* BEGIN *

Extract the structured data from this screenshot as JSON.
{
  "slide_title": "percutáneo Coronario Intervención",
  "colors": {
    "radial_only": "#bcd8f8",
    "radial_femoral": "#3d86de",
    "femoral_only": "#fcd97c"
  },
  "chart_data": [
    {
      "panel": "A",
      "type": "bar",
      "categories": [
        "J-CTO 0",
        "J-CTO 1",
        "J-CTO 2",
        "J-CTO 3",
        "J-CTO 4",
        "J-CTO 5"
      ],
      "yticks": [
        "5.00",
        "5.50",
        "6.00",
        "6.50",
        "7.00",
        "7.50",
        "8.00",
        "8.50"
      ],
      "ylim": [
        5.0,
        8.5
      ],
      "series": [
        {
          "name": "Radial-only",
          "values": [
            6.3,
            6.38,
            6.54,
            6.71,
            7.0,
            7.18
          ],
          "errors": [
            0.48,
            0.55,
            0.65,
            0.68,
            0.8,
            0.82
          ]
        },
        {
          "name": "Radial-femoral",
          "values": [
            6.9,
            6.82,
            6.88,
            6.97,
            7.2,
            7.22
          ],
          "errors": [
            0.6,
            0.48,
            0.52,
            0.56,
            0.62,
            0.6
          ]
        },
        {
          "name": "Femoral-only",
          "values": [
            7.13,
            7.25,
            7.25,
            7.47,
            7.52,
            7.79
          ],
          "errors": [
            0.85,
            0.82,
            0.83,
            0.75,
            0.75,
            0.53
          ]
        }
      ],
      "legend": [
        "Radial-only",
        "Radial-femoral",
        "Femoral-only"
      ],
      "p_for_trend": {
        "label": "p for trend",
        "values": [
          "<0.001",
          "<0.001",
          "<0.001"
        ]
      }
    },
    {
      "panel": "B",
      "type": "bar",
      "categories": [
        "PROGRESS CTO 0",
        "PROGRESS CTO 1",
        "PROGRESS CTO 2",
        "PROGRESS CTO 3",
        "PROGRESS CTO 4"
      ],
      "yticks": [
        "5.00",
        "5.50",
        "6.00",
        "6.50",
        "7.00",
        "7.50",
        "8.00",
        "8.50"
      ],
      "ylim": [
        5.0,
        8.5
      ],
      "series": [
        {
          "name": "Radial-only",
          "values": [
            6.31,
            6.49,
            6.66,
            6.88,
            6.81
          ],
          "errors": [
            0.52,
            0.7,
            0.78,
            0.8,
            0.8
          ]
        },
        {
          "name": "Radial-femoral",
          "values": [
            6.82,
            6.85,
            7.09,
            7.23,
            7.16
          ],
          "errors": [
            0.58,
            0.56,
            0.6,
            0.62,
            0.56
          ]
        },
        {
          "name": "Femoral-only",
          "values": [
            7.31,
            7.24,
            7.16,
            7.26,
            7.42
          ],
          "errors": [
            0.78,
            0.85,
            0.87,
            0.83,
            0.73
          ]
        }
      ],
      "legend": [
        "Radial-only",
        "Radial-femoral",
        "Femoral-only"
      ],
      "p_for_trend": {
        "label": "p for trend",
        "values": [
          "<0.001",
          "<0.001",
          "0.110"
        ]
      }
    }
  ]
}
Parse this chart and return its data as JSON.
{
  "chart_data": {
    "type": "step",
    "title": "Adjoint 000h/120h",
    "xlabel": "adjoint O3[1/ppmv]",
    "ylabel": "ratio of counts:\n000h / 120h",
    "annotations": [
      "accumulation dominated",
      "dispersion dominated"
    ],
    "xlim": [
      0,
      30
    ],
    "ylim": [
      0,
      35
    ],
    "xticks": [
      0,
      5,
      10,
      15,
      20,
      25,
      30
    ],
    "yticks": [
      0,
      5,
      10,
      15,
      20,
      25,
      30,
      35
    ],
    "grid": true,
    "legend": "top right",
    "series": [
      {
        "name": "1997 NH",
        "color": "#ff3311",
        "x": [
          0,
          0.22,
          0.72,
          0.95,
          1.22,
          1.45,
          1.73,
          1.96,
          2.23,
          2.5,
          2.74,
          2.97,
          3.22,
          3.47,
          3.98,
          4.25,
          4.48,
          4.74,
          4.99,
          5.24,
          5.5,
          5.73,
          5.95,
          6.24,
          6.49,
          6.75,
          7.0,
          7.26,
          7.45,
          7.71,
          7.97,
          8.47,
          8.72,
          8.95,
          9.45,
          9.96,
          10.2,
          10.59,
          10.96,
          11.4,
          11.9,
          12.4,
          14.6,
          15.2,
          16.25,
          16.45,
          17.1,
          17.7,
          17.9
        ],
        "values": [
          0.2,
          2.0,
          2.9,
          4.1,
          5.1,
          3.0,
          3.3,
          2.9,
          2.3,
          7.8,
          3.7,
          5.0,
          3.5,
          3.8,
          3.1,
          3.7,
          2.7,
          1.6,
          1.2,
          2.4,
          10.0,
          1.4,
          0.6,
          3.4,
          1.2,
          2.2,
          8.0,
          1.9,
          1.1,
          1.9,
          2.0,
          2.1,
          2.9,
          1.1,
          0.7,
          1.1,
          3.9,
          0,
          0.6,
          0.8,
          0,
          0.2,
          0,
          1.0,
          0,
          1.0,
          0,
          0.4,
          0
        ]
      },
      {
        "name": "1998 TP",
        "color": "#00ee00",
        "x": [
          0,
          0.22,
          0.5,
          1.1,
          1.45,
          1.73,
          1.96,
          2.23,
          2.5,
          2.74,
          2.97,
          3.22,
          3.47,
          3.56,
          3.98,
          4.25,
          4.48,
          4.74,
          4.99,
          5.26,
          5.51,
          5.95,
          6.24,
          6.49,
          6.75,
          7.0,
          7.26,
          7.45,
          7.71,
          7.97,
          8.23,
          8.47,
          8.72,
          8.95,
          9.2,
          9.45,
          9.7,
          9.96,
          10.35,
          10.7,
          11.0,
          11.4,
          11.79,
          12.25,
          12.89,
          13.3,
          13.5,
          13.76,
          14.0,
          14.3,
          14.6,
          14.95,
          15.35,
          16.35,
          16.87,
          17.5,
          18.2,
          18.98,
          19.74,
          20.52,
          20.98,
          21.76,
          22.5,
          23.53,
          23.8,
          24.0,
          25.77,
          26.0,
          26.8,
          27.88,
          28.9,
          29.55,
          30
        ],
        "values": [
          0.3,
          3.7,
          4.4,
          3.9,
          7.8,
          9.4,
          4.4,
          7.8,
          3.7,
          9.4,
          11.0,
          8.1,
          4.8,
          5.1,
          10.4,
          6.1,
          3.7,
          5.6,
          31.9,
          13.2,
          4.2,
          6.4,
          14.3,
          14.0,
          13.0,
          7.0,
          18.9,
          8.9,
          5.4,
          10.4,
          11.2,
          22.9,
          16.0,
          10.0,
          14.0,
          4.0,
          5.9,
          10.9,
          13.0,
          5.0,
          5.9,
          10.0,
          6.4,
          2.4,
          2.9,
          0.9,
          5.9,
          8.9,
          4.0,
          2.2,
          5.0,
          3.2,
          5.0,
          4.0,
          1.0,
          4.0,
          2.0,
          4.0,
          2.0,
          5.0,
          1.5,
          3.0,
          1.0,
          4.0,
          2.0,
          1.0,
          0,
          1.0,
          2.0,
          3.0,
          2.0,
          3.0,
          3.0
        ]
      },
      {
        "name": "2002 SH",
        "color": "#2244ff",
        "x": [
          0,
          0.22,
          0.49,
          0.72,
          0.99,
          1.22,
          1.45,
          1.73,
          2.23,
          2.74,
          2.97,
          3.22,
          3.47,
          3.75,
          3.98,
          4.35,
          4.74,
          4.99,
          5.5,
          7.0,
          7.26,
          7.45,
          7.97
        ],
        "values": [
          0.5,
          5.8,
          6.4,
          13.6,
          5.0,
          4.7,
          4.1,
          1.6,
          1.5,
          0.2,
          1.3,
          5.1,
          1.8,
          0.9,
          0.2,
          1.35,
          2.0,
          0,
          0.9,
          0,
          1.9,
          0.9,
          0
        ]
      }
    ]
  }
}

* END *

**Requirements**
All of the entries need to be reproduced exactly; please write them out.

**Exercise response**
Extract the structured data from this screenshot as JSON.
{
  "slide_title": "percutáneo Coronario Intervención",
  "colors": {
    "radial_only": "#bcd8f8",
    "radial_femoral": "#3d86de",
    "femoral_only": "#fcd97c"
  },
  "chart_data": [
    {
      "panel": "A",
      "type": "bar",
      "categories": [
        "J-CTO 0",
        "J-CTO 1",
        "J-CTO 2",
        "J-CTO 3",
        "J-CTO 4",
        "J-CTO 5"
      ],
      "yticks": [
        "5.00",
        "5.50",
        "6.00",
        "6.50",
        "7.00",
        "7.50",
        "8.00",
        "8.50"
      ],
      "ylim": [
        5.0,
        8.5
      ],
      "series": [
        {
          "name": "Radial-only",
          "values": [
            6.3,
            6.38,
            6.54,
            6.71,
            7.0,
            7.18
          ],
          "errors": [
            0.48,
            0.55,
            0.65,
            0.68,
            0.8,
            0.82
          ]
        },
        {
          "name": "Radial-femoral",
          "values": [
            6.9,
            6.82,
            6.88,
            6.97,
            7.2,
            7.22
          ],
          "errors": [
            0.6,
            0.48,
            0.52,
            0.56,
            0.62,
            0.6
          ]
        },
        {
          "name": "Femoral-only",
          "values": [
            7.13,
            7.25,
            7.25,
            7.47,
            7.52,
            7.79
          ],
          "errors": [
            0.85,
            0.82,
            0.83,
            0.75,
            0.75,
            0.53
          ]
        }
      ],
      "legend": [
        "Radial-only",
        "Radial-femoral",
        "Femoral-only"
      ],
      "p_for_trend": {
        "label": "p for trend",
        "values": [
          "<0.001",
          "<0.001",
          "<0.001"
        ]
      }
    },
    {
      "panel": "B",
      "type": "bar",
      "categories": [
        "PROGRESS CTO 0",
        "PROGRESS CTO 1",
        "PROGRESS CTO 2",
        "PROGRESS CTO 3",
        "PROGRESS CTO 4"
      ],
      "yticks": [
        "5.00",
        "5.50",
        "6.00",
        "6.50",
        "7.00",
        "7.50",
        "8.00",
        "8.50"
      ],
      "ylim": [
        5.0,
        8.5
      ],
      "series": [
        {
          "name": "Radial-only",
          "values": [
            6.31,
            6.49,
            6.66,
            6.88,
            6.81
          ],
          "errors": [
            0.52,
            0.7,
            0.78,
            0.8,
            0.8
          ]
        },
        {
          "name": "Radial-femoral",
          "values": [
            6.82,
            6.85,
            7.09,
            7.23,
            7.16
          ],
          "errors": [
            0.58,
            0.56,
            0.6,
            0.62,
            0.56
          ]
        },
        {
          "name": "Femoral-only",
          "values": [
            7.31,
            7.24,
            7.16,
            7.26,
            7.42
          ],
          "errors": [
            0.78,
            0.85,
            0.87,
            0.83,
            0.73
          ]
        }
      ],
      "legend": [
        "Radial-only",
        "Radial-femoral",
        "Femoral-only"
      ],
      "p_for_trend": {
        "label": "p for trend",
        "values": [
          "<0.001",
          "<0.001",
          "0.110"
        ]
      }
    }
  ]
}
Parse this chart and return its data as JSON.
{
  "chart_data": {
    "type": "step",
    "title": "Adjoint 000h/120h",
    "xlabel": "adjoint O3[1/ppmv]",
    "ylabel": "ratio of counts:\n000h / 120h",
    "annotations": [
      "accumulation dominated",
      "dispersion dominated"
    ],
    "xlim": [
      0,
      30
    ],
    "ylim": [
      0,
      35
    ],
    "xticks": [
      0,
      5,
      10,
      15,
      20,
      25,
      30
    ],
    "yticks": [
      0,
      5,
      10,
      15,
      20,
      25,
      30,
      35
    ],
    "grid": true,
    "legend": "top right",
    "series": [
      {
        "name": "1997 NH",
        "color": "#ff3311",
        "x": [
          0,
          0.22,
          0.72,
          0.95,
          1.22,
          1.45,
          1.73,
          1.96,
          2.23,
          2.5,
          2.74,
          2.97,
          3.22,
          3.47,
          3.98,
          4.25,
          4.48,
          4.74,
          4.99,
          5.24,
          5.5,
          5.73,
          5.95,
          6.24,
          6.49,
          6.75,
          7.0,
          7.26,
          7.45,
          7.71,
          7.97,
          8.47,
          8.72,
          8.95,
          9.45,
          9.96,
          10.2,
          10.59,
          10.96,
          11.4,
          11.9,
          12.4,
          14.6,
          15.2,
          16.25,
          16.45,
          17.1,
          17.7,
          17.9
        ],
        "values": [
          0.2,
          2.0,
          2.9,
          4.1,
          5.1,
          3.0,
          3.3,
          2.9,
          2.3,
          7.8,
          3.7,
          5.0,
          3.5,
          3.8,
          3.1,
          3.7,
          2.7,
          1.6,
          1.2,
          2.4,
          10.0,
          1.4,
          0.6,
          3.4,
          1.2,
          2.2,
          8.0,
          1.9,
          1.1,
          1.9,
          2.0,
          2.1,
          2.9,
          1.1,
          0.7,
          1.1,
          3.9,
          0,
          0.6,
          0.8,
          0,
          0.2,
          0,
          1.0,
          0,
          1.0,
          0,
          0.4,
          0
        ]
      },
      {
        "name": "1998 TP",
        "color": "#00ee00",
        "x": [
          0,
          0.22,
          0.5,
          1.1,
          1.45,
          1.73,
          1.96,
          2.23,
          2.5,
          2.74,
          2.97,
          3.22,
          3.47,
          3.56,
          3.98,
          4.25,
          4.48,
          4.74,
          4.99,
          5.26,
          5.51,
          5.95,
          6.24,
          6.49,
          6.75,
          7.0,
          7.26,
          7.45,
          7.71,
          7.97,
          8.23,
          8.47,
          8.72,
          8.95,
          9.2,
          9.45,
          9.7,
          9.96,
          10.35,
          10.7,
          11.0,
          11.4,
          11.79,
          12.25,
          12.89,
          13.3,
          13.5,
          13.76,
          14.0,
          14.3,
          14.6,
          14.95,
          15.35,
          16.35,
          16.87,
          17.5,
          18.2,
          18.98,
          19.74,
          20.52,
          20.98,
          21.76,
          22.5,
          23.53,
          23.8,
          24.0,
          25.77,
          26.0,
          26.8,
          27.88,
          28.9,
          29.55,
          30
        ],
        "values": [
          0.3,
          3.7,
          4.4,
          3.9,
          7.8,
          9.4,
          4.4,
          7.8,
          3.7,
          9.4,
          11.0,
          8.1,
          4.8,
          5.1,
          10.4,
          6.1,
          3.7,
          5.6,
          31.9,
          13.2,
          4.2,
          6.4,
          14.3,
          14.0,
          13.0,
          7.0,
          18.9,
          8.9,
          5.4,
          10.4,
          11.2,
          22.9,
          16.0,
          10.0,
          14.0,
          4.0,
          5.9,
          10.9,
          13.0,
          5.0,
          5.9,
          10.0,
          6.4,
          2.4,
          2.9,
          0.9,
          5.9,
          8.9,
          4.0,
          2.2,
          5.0,
          3.2,
          5.0,
          4.0,
          1.0,
          4.0,
          2.0,
          4.0,
          2.0,
          5.0,
          1.5,
          3.0,
          1.0,
          4.0,
          2.0,
          1.0,
          0,
          1.0,
          2.0,
          3.0,
          2.0,
          3.0,
          3.0
        ]
      },
      {
        "name": "2002 SH",
        "color": "#2244ff",
        "x": [
          0,
          0.22,
          0.49,
          0.72,
          0.99,
          1.22,
          1.45,
          1.73,
          2.23,
          2.74,
          2.97,
          3.22,
          3.47,
          3.75,
          3.98,
          4.35,
          4.74,
          4.99,
          5.5,
          7.0,
          7.26,
          7.45,
          7.97
        ],
        "values": [
          0.5,
          5.8,
          6.4,
          13.6,
          5.0,
          4.7,
          4.1,
          1.6,
          1.5,
          0.2,
          1.3,
          5.1,
          1.8,
          0.9,
          0.2,
          1.35,
          2.0,
          0,
          0.9,
          0,
          1.9,
          0.9,
          0
        ]
      }
    ]
  }
}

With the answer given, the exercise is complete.